*SOURCE MATERIAL:*

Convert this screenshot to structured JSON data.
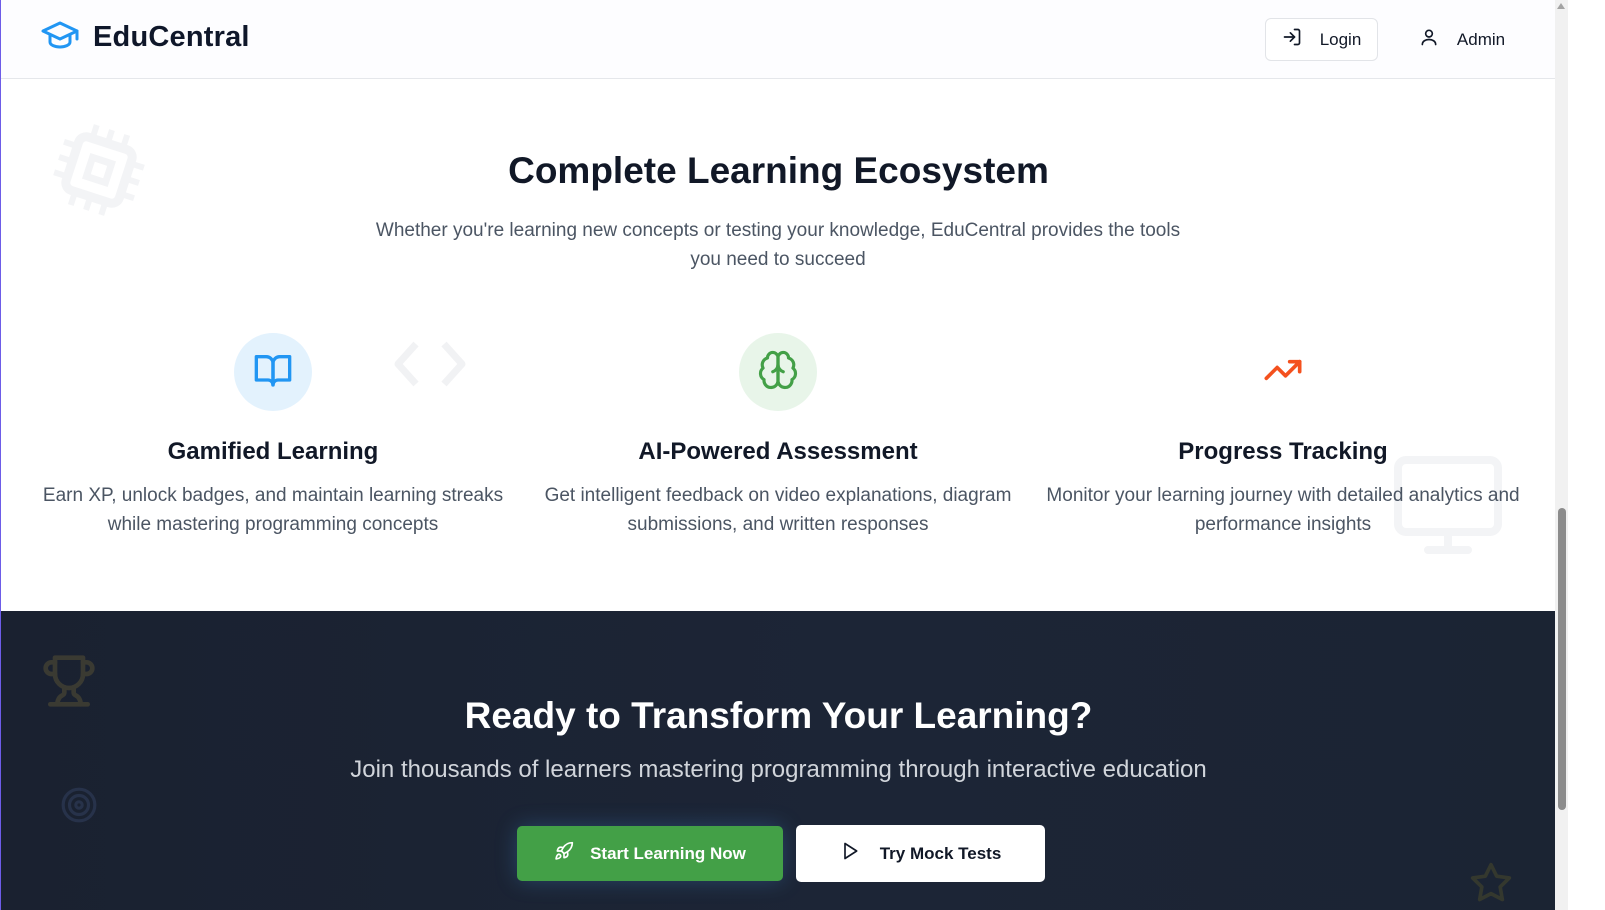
{
  "header": {
    "brand_name": "EduCentral",
    "logo_icon": "graduation-cap-icon",
    "login_label": "Login",
    "admin_label": "Admin"
  },
  "ecosystem": {
    "title": "Complete Learning Ecosystem",
    "subtitle": "Whether you're learning new concepts or testing your knowledge, EduCentral provides the tools you need to succeed",
    "features": [
      {
        "icon": "book-open-icon",
        "title": "Gamified Learning",
        "description": "Earn XP, unlock badges, and maintain learning streaks while mastering programming concepts",
        "color": "#2196f3"
      },
      {
        "icon": "brain-icon",
        "title": "AI-Powered Assessment",
        "description": "Get intelligent feedback on video explanations, diagram submissions, and written responses",
        "color": "#43a047"
      },
      {
        "icon": "trending-up-icon",
        "title": "Progress Tracking",
        "description": "Monitor your learning journey with detailed analytics and performance insights",
        "color": "#f4511e"
      }
    ]
  },
  "cta": {
    "title": "Ready to Transform Your Learning?",
    "subtitle": "Join thousands of learners mastering programming through interactive education",
    "start_label": "Start Learning Now",
    "mock_label": "Try Mock Tests"
  },
  "colors": {
    "accent_blue": "#2196f3",
    "accent_green": "#43a047",
    "accent_orange": "#f4511e",
    "dark_bg": "#1c2536"
  }
}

*SHORT EXERCISE:*
Copy every entry exactly as written. Pictures are excluded.

*SOLUTION FOR THIS PROBLEM:*
Convert this screenshot to structured JSON data.
{
  "header": {
    "brand_name": "EduCentral",
    "logo_icon": "graduation-cap-icon",
    "login_label": "Login",
    "admin_label": "Admin"
  },
  "ecosystem": {
    "title": "Complete Learning Ecosystem",
    "subtitle": "Whether you're learning new concepts or testing your knowledge, EduCentral provides the tools you need to succeed",
    "features": [
      {
        "icon": "book-open-icon",
        "title": "Gamified Learning",
        "description": "Earn XP, unlock badges, and maintain learning streaks while mastering programming concepts",
        "color": "#2196f3"
      },
      {
        "icon": "brain-icon",
        "title": "AI-Powered Assessment",
        "description": "Get intelligent feedback on video explanations, diagram submissions, and written responses",
        "color": "#43a047"
      },
      {
        "icon": "trending-up-icon",
        "title": "Progress Tracking",
        "description": "Monitor your learning journey with detailed analytics and performance insights",
        "color": "#f4511e"
      }
    ]
  },
  "cta": {
    "title": "Ready to Transform Your Learning?",
    "subtitle": "Join thousands of learners mastering programming through interactive education",
    "start_label": "Start Learning Now",
    "mock_label": "Try Mock Tests"
  },
  "colors": {
    "accent_blue": "#2196f3",
    "accent_green": "#43a047",
    "accent_orange": "#f4511e",
    "dark_bg": "#1c2536"
  }
}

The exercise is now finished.